======== AVAILABLE DATA

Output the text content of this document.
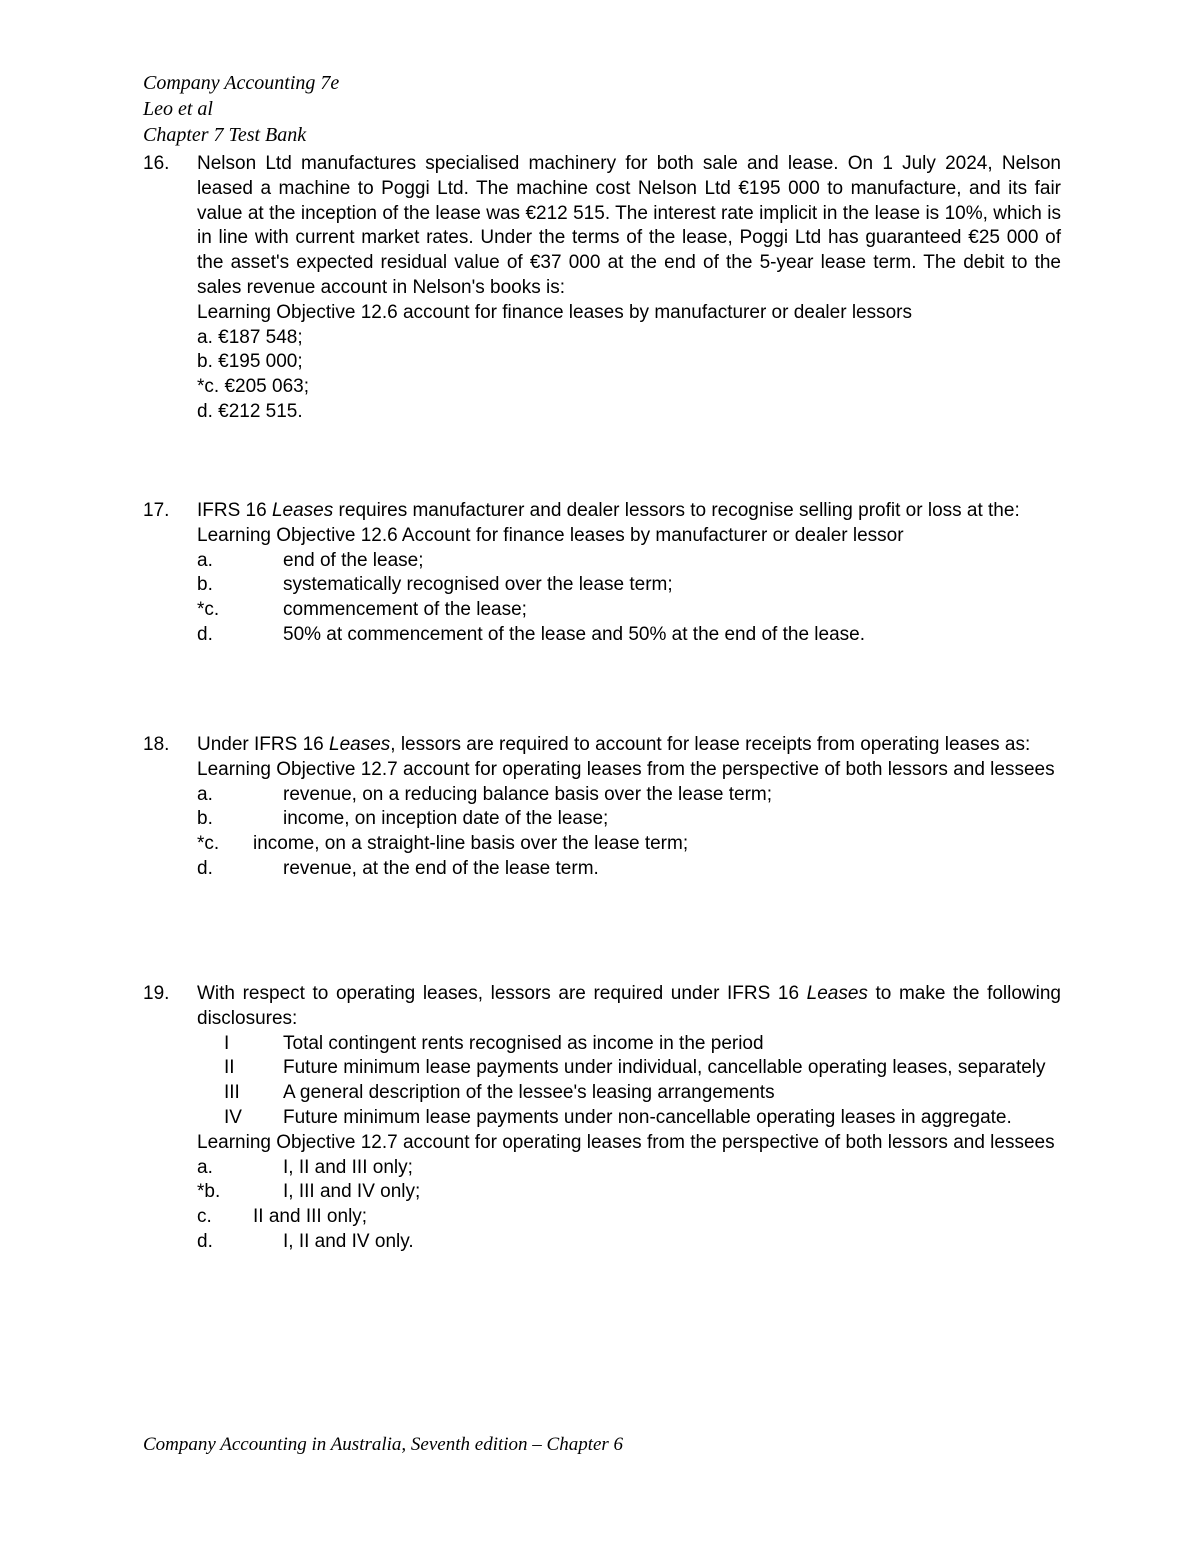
Company Accounting 7e
Leo et al
Chapter 7 Test Bank
16.	Nelson Ltd manufactures specialised machinery for both sale and lease. On 1 July 2024, Nelson leased a machine to Poggi Ltd. The machine cost Nelson Ltd €195 000 to manufacture, and its fair value at the inception of the lease was €212 515. The interest rate implicit in the lease is 10%, which is in line with current market rates. Under the terms of the lease, Poggi Ltd has guaranteed €25 000 of the asset's expected residual value of €37 000 at the end of the 5-year lease term. The debit to the sales revenue account in Nelson's books is:
Learning Objective 12.6 account for finance leases by manufacturer or dealer lessors
a. €187 548;
b. €195 000;
*c. €205 063;
d. €212 515.
17.	IFRS 16 Leases requires manufacturer and dealer lessors to recognise selling profit or loss at the:
Learning Objective 12.6 Account for finance leases by manufacturer or dealer lessor
a.	end of the lease;
b.	systematically recognised over the lease term;
*c.	commencement of the lease;
d.	50% at commencement of the lease and 50% at the end of the lease.
18.	Under IFRS 16 Leases, lessors are required to account for lease receipts from operating leases as:
Learning Objective 12.7 account for operating leases from the perspective of both lessors and lessees
a.	revenue, on a reducing balance basis over the lease term;
b.	income, on inception date of the lease;
*c.	income, on a straight-line basis over the lease term;
d.	revenue, at the end of the lease term.
19.	With respect to operating leases, lessors are required under IFRS 16 Leases to make the following disclosures:
I	Total contingent rents recognised as income in the period
II	Future minimum lease payments under individual, cancellable operating leases, separately
III	A general description of the lessee's leasing arrangements
IV	Future minimum lease payments under non-cancellable operating leases in aggregate.
Learning Objective 12.7 account for operating leases from the perspective of both lessors and lessees
a.	I, II and III only;
*b.	I, III and IV only;
c.	II and III only;
d.	I, II and IV only.
Company Accounting in Australia, Seventh edition – Chapter 6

================

**OBJECTIVE:** Go through the listing above and quote it exactly, apart from its images.

**RESULT FOR THIS EXERCISE:**
Output the text content of this document.
Company Accounting 7e
Leo et al
Chapter 7 Test Bank
16.	Nelson Ltd manufactures specialised machinery for both sale and lease. On 1 July 2024, Nelson leased a machine to Poggi Ltd. The machine cost Nelson Ltd €195 000 to manufacture, and its fair value at the inception of the lease was €212 515. The interest rate implicit in the lease is 10%, which is in line with current market rates. Under the terms of the lease, Poggi Ltd has guaranteed €25 000 of the asset's expected residual value of €37 000 at the end of the 5-year lease term. The debit to the sales revenue account in Nelson's books is:
Learning Objective 12.6 account for finance leases by manufacturer or dealer lessors
a. €187 548;
b. €195 000;
*c. €205 063;
d. €212 515.
17.	IFRS 16 Leases requires manufacturer and dealer lessors to recognise selling profit or loss at the:
Learning Objective 12.6 Account for finance leases by manufacturer or dealer lessor
a.	end of the lease;
b.	systematically recognised over the lease term;
*c.	commencement of the lease;
d.	50% at commencement of the lease and 50% at the end of the lease.
18.	Under IFRS 16 Leases, lessors are required to account for lease receipts from operating leases as:
Learning Objective 12.7 account for operating leases from the perspective of both lessors and lessees
a.	revenue, on a reducing balance basis over the lease term;
b.	income, on inception date of the lease;
*c.	income, on a straight-line basis over the lease term;
d.	revenue, at the end of the lease term.
19.	With respect to operating leases, lessors are required under IFRS 16 Leases to make the following disclosures:
I	Total contingent rents recognised as income in the period
II	Future minimum lease payments under individual, cancellable operating leases, separately
III	A general description of the lessee's leasing arrangements
IV	Future minimum lease payments under non-cancellable operating leases in aggregate.
Learning Objective 12.7 account for operating leases from the perspective of both lessors and lessees
a.	I, II and III only;
*b.	I, III and IV only;
c.	II and III only;
d.	I, II and IV only.
Company Accounting in Australia, Seventh edition – Chapter 6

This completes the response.